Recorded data
══════

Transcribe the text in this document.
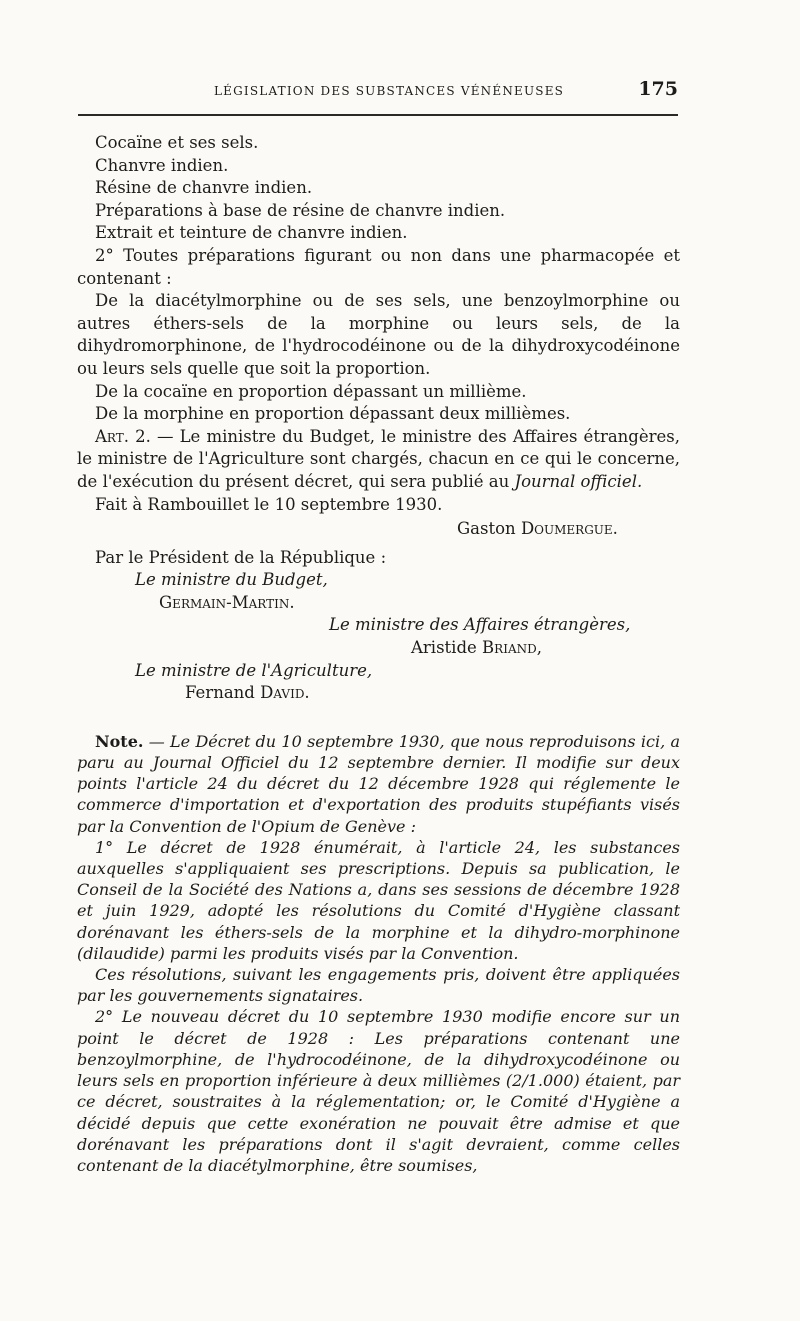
LÉGISLATION DES SUBSTANCES VÉNÉNEUSES	175

Cocaïne et ses sels.

Chanvre indien.

Résine de chanvre indien.

Préparations à base de résine de chanvre indien.

Extrait et teinture de chanvre indien.

2° Toutes préparations figurant ou non dans une pharmacopée et contenant :

De la diacétylmorphine ou de ses sels, une benzoylmorphine ou autres éthers-sels de la morphine ou leurs sels, de la dihydromorphinone, de l'hydrocodéinone ou de la dihydroxycodéinone ou leurs sels quelle que soit la proportion.

De la cocaïne en proportion dépassant un millième.

De la morphine en proportion dépassant deux millièmes.

Art. 2. — Le ministre du Budget, le ministre des Affaires étrangères, le ministre de l'Agriculture sont chargés, chacun en ce qui le concerne, de l'exécution du présent décret, qui sera publié au Journal officiel.

Fait à Rambouillet le 10 septembre 1930.

Gaston Doumergue.

Par le Président de la République :

Le ministre du Budget,

Germain-Martin.

Le ministre des Affaires étrangères,

Aristide Briand,

Le ministre de l'Agriculture,

Fernand David.

Note. — Le Décret du 10 septembre 1930, que nous reproduisons ici, a paru au Journal Officiel du 12 septembre dernier. Il modifie sur deux points l'article 24 du décret du 12 décembre 1928 qui réglemente le commerce d'importation et d'exportation des produits stupéfiants visés par la Convention de l'Opium de Genève :

1° Le décret de 1928 énumérait, à l'article 24, les substances auxquelles s'appliquaient ses prescriptions. Depuis sa publication, le Conseil de la Société des Nations a, dans ses sessions de décembre 1928 et juin 1929, adopté les résolutions du Comité d'Hygiène classant dorénavant les éthers-sels de la morphine et la dihydro-morphinone (dilaudide) parmi les produits visés par la Convention.

Ces résolutions, suivant les engagements pris, doivent être appliquées par les gouvernements signataires.

2° Le nouveau décret du 10 septembre 1930 modifie encore sur un point le décret de 1928 : Les préparations contenant une benzoylmorphine, de l'hydrocodéinone, de la dihydroxycodéinone ou leurs sels en proportion inférieure à deux millièmes (2/1.000) étaient, par ce décret, soustraites à la réglementation; or, le Comité d'Hygiène a décidé depuis que cette exonération ne pouvait être admise et que dorénavant les préparations dont il s'agit devraient, comme celles contenant de la diacétylmorphine, être soumises,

══════

Give the number of lines in the listing above that contain "ministre", and nothing else.

**Exercise solution:** 4